- AIM -
Give only the lines from the one containing "Parse this screenshot: output" through the end of the material below, exactly as written.

Chart and figure data
+===+

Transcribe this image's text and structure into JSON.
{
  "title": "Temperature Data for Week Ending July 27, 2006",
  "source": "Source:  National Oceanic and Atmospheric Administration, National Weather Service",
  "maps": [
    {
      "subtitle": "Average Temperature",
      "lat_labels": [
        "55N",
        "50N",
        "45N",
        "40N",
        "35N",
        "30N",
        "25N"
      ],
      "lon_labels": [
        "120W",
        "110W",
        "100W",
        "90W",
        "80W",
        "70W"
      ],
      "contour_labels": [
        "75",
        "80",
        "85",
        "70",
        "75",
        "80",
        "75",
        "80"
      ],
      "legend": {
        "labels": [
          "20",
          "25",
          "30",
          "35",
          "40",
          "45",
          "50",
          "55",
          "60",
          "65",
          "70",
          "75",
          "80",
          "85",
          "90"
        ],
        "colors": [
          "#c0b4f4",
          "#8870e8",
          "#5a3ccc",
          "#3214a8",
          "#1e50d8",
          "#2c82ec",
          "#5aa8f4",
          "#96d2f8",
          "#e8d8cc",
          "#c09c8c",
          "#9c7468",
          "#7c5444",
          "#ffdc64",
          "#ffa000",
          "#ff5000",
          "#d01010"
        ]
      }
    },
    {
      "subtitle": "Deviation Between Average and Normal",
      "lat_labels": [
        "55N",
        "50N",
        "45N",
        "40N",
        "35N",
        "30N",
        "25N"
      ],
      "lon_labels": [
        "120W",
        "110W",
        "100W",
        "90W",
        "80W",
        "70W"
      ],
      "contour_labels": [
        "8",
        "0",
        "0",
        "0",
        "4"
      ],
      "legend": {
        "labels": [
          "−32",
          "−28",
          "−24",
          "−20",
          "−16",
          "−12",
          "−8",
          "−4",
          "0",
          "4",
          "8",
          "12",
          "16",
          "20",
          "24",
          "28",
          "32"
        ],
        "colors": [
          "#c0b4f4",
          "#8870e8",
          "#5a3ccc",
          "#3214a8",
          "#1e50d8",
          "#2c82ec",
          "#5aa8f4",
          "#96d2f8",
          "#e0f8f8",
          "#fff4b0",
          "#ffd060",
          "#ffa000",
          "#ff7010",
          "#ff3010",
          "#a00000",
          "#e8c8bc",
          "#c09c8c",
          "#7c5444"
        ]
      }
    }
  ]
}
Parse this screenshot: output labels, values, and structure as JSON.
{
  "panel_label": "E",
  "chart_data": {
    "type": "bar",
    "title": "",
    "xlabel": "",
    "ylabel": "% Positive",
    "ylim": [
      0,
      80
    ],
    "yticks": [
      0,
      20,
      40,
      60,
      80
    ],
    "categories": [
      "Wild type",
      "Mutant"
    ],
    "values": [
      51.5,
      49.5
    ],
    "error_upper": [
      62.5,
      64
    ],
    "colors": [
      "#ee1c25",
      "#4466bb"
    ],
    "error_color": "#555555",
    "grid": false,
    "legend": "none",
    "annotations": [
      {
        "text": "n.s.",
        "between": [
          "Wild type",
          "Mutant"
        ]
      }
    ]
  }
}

+===+

- THE COMPLETED TASK -
Parse this screenshot: output labels, values, and structure as JSON.
{
  "panel_label": "E",
  "chart_data": {
    "type": "bar",
    "title": "",
    "xlabel": "",
    "ylabel": "% Positive",
    "ylim": [
      0,
      80
    ],
    "yticks": [
      0,
      20,
      40,
      60,
      80
    ],
    "categories": [
      "Wild type",
      "Mutant"
    ],
    "values": [
      51.5,
      49.5
    ],
    "error_upper": [
      62.5,
      64
    ],
    "colors": [
      "#ee1c25",
      "#4466bb"
    ],
    "error_color": "#555555",
    "grid": false,
    "legend": "none",
    "annotations": [
      {
        "text": "n.s.",
        "between": [
          "Wild type",
          "Mutant"
        ]
      }
    ]
  }
}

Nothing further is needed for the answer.